[TASK GOAL] Filter the lines below, copying only those with the string "What".
*** STORED ROWS
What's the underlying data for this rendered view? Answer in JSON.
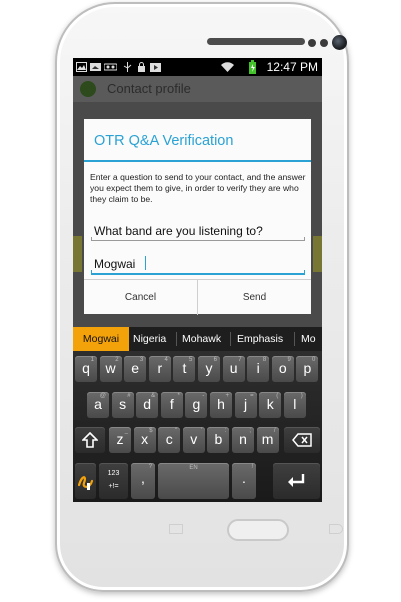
{
  "status_bar": {
    "time": "12:47 PM",
    "battery_level": "charging",
    "icons": [
      "image-icon",
      "gallery-icon",
      "voicemail-icon",
      "usb-icon",
      "lock-icon",
      "play-store-icon",
      "wifi-icon",
      "battery-icon"
    ]
  },
  "app": {
    "title": "Contact profile"
  },
  "dialog": {
    "title": "OTR Q&A Verification",
    "message": "Enter a question to send to your contact, and the answer you expect them to give, in order to verify they are who they claim to be.",
    "question_value": "What band are you listening to?",
    "answer_value": "Mogwai",
    "cancel_label": "Cancel",
    "send_label": "Send"
  },
  "suggestions": {
    "selected": "Mogwai",
    "items": [
      "Mogwai",
      "Nigeria",
      "Mohawk",
      "Emphasis",
      "Mo"
    ]
  },
  "keyboard": {
    "row1": [
      "q",
      "w",
      "e",
      "r",
      "t",
      "y",
      "u",
      "i",
      "o",
      "p"
    ],
    "row1_hints": [
      "1",
      "2",
      "3",
      "4",
      "5",
      "6",
      "7",
      "8",
      "9",
      "0"
    ],
    "row2": [
      "a",
      "s",
      "d",
      "f",
      "g",
      "h",
      "j",
      "k",
      "l"
    ],
    "row2_hints": [
      "@",
      "#",
      "&",
      "*",
      "-",
      "+",
      "=",
      "(",
      ")"
    ],
    "row3": [
      "z",
      "x",
      "c",
      "v",
      "b",
      "n",
      "m"
    ],
    "row3_hints": [
      "_",
      "$",
      "\"",
      "'",
      ":",
      ";",
      "/"
    ],
    "symbols_key_top": "123",
    "symbols_key_bottom": "+!=",
    "space_label": "EN",
    "comma_label": ",",
    "comma_hint": "?",
    "period_label": ".",
    "period_hint": "!"
  },
  "colors": {
    "accent": "#2ba2d4",
    "suggestion_highlight": "#f4a20a",
    "dialog_bg": "#fbfbfb",
    "keyboard_key": "#5a5a5a"
  }
}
******
[PROBLEM SOLUTION]
What's the underlying data for this rendered view? Answer in JSON.
    "question_value": "What band are you listening to?",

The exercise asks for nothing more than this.